### Task prompt
Copy every line of the records below that holds the word "down".

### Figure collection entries
....

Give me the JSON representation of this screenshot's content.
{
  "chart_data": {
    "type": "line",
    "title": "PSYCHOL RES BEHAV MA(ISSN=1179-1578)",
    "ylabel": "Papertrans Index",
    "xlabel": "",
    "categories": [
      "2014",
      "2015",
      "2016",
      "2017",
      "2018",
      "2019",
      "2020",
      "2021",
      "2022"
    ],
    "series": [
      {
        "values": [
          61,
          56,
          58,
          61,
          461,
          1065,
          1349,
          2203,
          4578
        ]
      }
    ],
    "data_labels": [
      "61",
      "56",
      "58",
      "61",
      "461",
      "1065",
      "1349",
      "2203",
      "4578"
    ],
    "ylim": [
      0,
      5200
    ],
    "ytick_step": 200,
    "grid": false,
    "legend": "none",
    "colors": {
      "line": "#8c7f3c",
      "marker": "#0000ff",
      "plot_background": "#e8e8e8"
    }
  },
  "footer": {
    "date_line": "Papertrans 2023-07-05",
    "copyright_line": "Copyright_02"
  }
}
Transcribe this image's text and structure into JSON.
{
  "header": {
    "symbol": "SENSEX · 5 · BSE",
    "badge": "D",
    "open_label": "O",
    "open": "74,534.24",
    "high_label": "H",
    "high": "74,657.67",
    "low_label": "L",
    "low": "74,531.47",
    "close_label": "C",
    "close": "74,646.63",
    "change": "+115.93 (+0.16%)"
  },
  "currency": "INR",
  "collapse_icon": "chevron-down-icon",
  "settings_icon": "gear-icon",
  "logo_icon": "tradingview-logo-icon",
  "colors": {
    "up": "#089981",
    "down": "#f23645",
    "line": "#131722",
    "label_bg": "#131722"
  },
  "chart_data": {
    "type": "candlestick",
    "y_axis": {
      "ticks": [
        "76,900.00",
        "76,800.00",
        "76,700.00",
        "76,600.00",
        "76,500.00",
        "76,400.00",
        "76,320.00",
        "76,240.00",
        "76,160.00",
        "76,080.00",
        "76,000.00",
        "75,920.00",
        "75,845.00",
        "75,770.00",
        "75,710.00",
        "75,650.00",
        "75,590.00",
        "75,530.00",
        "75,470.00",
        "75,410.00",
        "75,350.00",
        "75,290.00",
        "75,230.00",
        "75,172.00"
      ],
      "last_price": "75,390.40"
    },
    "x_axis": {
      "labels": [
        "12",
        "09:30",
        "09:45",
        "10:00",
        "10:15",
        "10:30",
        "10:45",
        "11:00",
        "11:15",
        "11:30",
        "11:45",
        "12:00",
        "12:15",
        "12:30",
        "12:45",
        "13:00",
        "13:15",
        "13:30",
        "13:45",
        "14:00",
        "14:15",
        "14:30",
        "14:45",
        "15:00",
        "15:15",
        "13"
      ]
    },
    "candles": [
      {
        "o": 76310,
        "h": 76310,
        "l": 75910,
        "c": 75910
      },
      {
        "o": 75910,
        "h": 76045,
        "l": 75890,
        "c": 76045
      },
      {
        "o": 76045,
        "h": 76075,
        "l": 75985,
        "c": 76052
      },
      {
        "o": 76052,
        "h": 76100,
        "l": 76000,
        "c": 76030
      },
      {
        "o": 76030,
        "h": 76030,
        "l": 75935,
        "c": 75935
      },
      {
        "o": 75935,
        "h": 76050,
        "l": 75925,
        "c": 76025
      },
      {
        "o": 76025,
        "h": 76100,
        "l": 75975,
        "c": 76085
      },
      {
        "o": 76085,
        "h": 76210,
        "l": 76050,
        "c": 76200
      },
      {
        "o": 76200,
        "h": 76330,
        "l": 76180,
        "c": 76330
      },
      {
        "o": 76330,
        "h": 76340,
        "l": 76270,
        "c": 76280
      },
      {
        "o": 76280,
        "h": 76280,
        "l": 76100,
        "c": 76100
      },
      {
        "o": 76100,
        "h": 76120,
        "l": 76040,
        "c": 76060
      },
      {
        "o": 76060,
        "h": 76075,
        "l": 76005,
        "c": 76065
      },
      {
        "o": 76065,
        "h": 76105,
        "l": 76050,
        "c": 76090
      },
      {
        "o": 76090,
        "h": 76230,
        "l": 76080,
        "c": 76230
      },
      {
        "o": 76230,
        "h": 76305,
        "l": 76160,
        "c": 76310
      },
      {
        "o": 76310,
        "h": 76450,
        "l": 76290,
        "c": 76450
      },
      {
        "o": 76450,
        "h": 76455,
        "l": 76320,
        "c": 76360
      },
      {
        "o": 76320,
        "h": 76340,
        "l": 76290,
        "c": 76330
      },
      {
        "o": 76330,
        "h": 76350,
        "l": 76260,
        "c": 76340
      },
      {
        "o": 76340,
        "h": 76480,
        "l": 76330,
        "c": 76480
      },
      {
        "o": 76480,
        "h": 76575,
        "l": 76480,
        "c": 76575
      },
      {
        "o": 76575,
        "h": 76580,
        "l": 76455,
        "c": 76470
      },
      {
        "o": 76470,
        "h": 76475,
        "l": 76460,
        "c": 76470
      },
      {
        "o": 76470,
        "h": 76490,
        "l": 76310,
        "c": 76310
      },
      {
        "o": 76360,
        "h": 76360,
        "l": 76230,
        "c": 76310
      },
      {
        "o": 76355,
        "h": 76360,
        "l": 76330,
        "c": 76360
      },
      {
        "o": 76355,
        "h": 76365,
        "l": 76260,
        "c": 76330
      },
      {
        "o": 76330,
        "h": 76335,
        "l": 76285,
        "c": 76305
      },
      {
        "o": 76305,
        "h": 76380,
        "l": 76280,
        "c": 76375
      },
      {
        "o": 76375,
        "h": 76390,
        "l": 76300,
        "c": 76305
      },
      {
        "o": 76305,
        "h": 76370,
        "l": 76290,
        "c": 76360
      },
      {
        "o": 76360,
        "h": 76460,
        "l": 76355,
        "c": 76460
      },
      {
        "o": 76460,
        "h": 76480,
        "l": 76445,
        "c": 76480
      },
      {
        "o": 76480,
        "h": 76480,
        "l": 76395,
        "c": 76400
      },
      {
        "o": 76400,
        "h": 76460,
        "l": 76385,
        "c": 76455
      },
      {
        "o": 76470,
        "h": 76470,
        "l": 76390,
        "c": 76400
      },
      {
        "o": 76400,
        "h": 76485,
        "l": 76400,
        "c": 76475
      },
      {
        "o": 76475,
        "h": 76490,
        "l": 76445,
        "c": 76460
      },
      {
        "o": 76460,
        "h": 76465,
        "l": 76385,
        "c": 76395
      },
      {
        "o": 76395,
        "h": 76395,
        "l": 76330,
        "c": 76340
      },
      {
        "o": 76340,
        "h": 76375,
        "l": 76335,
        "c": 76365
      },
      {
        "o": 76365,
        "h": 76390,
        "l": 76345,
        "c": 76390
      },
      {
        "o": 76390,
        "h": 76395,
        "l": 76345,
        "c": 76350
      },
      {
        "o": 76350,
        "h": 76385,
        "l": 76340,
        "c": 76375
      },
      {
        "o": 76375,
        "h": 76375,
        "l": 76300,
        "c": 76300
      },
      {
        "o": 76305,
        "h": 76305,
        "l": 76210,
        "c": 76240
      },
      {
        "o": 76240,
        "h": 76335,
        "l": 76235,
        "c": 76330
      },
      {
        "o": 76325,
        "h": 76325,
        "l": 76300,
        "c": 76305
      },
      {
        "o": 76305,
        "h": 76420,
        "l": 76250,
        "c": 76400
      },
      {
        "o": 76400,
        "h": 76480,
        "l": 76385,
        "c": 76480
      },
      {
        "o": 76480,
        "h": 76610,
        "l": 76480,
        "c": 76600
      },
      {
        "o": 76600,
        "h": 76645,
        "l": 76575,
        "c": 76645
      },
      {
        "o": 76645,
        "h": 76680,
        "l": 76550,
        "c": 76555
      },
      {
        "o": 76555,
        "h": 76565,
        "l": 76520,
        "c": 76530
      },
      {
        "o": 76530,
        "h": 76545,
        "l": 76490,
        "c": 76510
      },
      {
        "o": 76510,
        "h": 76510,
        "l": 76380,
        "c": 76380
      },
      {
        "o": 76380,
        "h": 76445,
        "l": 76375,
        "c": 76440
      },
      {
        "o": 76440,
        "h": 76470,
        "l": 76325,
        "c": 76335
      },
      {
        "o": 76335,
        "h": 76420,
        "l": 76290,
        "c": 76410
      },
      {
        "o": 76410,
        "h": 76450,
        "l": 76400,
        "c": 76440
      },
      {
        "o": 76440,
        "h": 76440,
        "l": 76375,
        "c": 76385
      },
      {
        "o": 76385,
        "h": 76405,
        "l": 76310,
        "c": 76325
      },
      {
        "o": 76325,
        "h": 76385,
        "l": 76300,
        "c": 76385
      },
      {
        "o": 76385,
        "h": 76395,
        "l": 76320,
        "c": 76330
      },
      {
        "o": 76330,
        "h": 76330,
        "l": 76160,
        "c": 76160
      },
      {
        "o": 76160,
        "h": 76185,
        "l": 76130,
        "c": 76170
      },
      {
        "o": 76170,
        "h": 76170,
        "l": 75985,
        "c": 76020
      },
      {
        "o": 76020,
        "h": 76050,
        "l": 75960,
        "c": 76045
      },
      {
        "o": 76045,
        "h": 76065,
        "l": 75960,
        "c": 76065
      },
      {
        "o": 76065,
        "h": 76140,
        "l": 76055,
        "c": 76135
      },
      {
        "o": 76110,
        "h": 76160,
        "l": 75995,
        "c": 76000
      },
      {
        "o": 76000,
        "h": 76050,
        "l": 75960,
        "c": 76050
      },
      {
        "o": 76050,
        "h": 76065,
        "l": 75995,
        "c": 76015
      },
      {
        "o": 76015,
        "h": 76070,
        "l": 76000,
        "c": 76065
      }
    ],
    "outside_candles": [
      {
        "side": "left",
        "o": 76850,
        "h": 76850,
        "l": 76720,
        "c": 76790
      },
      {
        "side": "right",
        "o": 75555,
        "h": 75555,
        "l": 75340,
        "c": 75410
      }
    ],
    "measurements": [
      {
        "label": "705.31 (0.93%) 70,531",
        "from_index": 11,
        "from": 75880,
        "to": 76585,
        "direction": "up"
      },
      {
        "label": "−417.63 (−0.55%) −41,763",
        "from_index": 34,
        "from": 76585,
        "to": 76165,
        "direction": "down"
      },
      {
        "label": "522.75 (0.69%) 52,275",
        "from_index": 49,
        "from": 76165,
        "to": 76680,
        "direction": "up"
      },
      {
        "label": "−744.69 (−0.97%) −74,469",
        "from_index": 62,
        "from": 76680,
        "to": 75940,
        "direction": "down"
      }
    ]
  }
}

....

### Answer to the problem
  "collapse_icon": "chevron-down-icon",
    "down": "#f23645",
        "direction": "down"
        "direction": "down"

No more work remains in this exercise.